*DIRECTIONS FOR THIS TASK*.
Say the number of lines containing the string "Serious", and say nothing else.

*MATERIAL FOR THIS EXERCISE*.
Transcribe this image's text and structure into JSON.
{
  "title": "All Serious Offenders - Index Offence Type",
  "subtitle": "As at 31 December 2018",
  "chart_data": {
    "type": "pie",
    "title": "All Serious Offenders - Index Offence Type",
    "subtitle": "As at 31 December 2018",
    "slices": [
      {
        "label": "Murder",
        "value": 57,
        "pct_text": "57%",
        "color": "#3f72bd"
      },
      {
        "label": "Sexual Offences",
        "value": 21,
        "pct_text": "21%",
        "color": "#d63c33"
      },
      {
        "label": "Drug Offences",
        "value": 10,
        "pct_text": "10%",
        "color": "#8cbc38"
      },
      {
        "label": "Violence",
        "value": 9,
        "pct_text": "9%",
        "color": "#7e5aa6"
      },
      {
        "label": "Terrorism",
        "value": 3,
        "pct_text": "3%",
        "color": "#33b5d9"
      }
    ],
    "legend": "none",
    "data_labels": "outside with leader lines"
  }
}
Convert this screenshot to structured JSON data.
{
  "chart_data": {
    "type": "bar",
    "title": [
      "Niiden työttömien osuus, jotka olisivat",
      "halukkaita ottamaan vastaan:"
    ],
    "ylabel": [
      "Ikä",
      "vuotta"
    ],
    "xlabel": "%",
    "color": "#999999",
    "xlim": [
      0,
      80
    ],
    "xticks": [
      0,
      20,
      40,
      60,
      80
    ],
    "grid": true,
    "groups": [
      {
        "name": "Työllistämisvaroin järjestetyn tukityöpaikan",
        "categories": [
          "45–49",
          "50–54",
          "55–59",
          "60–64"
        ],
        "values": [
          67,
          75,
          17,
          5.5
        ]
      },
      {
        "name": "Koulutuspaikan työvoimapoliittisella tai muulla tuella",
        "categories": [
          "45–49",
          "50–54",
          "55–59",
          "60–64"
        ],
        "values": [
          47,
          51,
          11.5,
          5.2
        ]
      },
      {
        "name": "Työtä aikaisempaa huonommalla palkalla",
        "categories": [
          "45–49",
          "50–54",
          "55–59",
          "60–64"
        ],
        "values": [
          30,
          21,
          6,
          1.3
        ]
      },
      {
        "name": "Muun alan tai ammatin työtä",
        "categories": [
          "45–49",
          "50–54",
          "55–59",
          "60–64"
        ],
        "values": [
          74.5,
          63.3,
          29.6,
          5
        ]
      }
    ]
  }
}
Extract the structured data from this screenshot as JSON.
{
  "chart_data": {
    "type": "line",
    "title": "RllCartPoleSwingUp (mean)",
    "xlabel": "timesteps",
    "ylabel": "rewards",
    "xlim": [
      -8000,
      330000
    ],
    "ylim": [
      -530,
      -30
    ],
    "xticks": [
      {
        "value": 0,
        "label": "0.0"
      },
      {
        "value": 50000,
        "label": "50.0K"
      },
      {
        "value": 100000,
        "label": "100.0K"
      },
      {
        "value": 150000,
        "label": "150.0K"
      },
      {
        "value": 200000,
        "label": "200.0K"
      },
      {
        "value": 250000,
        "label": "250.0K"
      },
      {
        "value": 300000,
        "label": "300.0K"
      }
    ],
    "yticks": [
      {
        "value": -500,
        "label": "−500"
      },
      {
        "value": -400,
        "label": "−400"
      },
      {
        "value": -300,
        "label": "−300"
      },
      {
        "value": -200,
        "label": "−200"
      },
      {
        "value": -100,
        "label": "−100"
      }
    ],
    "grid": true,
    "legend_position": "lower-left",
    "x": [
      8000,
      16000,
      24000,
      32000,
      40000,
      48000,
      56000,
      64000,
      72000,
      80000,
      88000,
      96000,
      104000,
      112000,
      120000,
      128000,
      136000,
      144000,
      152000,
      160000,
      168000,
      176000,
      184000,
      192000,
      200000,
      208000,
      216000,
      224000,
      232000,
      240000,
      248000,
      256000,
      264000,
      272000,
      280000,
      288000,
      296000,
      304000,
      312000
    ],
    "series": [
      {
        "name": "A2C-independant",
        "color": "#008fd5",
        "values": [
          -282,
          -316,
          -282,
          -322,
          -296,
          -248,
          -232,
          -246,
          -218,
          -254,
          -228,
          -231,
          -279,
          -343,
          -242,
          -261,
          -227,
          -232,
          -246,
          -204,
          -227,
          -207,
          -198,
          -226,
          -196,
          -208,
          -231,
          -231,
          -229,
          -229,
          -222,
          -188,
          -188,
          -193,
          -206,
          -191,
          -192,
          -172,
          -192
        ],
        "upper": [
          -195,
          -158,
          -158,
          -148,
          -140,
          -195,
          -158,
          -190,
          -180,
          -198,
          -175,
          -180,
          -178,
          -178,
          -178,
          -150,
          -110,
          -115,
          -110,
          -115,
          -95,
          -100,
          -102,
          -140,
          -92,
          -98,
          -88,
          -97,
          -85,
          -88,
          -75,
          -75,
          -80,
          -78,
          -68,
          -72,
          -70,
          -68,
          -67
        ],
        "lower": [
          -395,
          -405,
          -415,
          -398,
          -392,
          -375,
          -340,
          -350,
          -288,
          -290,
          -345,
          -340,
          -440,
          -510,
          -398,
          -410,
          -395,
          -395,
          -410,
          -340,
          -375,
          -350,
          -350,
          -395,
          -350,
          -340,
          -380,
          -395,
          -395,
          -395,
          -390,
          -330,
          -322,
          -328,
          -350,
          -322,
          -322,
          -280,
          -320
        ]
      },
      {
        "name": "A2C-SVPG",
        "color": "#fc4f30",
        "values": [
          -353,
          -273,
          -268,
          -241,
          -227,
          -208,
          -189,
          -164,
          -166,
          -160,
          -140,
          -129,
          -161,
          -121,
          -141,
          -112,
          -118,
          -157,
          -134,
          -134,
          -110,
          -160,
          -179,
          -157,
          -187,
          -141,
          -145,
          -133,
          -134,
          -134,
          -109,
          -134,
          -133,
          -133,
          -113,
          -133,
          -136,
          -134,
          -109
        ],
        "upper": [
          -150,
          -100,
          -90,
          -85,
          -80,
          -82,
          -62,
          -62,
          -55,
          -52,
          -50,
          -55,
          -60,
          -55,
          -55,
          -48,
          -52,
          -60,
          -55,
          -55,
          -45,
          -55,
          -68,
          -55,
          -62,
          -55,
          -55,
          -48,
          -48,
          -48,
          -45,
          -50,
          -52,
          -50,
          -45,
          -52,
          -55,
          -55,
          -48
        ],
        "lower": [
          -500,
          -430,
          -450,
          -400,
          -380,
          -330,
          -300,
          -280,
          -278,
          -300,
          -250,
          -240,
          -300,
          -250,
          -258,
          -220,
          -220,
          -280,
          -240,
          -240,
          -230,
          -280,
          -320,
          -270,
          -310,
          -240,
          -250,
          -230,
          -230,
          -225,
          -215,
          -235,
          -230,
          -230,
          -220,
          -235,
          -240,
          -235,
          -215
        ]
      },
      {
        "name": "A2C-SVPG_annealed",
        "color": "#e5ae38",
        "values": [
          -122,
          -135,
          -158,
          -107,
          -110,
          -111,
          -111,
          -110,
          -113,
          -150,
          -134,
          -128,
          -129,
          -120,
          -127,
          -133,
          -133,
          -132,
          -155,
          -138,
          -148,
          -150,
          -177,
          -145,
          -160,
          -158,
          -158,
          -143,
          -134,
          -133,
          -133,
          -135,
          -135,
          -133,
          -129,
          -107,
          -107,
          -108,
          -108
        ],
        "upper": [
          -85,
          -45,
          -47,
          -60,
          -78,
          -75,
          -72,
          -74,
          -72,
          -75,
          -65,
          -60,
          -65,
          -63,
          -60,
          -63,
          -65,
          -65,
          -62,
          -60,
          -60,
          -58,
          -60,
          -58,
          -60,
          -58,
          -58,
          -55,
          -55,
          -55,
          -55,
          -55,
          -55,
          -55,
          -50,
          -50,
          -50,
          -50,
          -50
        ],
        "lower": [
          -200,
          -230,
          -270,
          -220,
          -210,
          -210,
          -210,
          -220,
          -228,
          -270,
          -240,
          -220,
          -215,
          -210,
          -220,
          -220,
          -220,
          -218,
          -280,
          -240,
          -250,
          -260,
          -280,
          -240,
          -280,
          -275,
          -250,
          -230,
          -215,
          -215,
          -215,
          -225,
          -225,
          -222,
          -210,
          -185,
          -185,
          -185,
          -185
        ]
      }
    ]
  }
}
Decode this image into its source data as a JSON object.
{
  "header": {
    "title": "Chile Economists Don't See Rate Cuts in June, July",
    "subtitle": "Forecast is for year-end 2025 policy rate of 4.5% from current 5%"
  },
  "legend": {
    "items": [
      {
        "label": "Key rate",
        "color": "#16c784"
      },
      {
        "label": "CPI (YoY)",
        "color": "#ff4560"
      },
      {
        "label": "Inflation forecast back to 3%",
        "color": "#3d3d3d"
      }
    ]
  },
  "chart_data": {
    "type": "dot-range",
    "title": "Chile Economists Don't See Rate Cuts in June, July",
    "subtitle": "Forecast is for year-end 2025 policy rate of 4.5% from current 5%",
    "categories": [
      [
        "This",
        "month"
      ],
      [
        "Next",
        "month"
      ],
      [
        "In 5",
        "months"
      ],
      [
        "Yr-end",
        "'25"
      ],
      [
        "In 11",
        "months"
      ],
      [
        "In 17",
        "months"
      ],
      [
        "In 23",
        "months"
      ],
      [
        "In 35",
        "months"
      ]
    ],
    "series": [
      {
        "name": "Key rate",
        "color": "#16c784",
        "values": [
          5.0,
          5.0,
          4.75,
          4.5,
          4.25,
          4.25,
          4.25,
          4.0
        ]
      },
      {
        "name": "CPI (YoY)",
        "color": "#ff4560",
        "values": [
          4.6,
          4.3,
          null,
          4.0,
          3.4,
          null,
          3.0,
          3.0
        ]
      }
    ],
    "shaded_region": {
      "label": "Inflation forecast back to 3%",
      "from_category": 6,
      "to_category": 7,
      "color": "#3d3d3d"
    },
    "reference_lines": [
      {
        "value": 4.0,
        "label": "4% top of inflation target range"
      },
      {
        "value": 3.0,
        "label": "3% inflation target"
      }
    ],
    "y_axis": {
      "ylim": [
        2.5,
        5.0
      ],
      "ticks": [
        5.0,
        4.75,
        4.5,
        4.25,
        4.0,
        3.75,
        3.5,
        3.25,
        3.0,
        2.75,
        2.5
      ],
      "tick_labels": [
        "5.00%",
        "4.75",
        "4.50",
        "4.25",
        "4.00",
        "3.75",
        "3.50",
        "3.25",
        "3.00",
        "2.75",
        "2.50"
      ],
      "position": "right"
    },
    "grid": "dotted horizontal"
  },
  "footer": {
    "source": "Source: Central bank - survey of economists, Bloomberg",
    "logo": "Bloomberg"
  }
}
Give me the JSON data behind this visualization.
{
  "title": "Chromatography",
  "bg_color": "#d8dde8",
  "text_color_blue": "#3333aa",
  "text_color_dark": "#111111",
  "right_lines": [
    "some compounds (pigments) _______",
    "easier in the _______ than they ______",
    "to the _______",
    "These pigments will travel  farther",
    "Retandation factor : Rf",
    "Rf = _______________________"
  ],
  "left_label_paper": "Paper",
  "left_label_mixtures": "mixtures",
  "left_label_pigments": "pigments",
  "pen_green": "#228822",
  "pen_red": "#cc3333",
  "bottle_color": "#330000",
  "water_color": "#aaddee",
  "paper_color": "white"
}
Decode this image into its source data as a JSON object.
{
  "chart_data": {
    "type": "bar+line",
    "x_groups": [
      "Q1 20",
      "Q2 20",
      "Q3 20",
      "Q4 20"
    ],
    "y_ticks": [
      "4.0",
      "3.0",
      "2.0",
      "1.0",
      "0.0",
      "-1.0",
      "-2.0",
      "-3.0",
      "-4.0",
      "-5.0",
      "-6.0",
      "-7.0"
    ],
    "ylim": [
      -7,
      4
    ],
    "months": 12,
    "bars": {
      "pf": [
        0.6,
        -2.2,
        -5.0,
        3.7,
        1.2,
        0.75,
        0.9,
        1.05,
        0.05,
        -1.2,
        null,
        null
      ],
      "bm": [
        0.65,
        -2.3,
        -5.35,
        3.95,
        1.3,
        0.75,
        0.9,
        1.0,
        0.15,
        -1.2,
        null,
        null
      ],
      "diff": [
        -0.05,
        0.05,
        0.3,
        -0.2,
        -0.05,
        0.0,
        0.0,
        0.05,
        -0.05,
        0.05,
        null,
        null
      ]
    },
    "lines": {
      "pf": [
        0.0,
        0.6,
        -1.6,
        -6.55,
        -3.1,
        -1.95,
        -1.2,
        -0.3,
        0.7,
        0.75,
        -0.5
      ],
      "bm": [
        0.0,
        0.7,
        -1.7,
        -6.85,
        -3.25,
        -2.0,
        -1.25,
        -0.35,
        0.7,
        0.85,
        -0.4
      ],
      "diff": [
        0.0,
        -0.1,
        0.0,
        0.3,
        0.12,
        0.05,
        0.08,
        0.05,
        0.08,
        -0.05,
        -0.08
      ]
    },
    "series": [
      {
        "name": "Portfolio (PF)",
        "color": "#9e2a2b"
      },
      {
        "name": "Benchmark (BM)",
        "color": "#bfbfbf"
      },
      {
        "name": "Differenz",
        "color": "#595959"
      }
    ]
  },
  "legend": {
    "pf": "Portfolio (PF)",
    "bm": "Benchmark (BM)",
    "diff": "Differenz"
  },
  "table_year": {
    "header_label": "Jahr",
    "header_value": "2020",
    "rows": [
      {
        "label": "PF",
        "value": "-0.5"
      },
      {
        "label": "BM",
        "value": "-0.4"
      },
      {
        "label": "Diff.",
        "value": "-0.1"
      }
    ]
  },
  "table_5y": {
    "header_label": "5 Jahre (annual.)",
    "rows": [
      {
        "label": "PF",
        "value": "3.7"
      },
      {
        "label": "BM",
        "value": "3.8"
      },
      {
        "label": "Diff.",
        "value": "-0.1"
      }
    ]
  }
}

*RESPONSE BELOW*.
2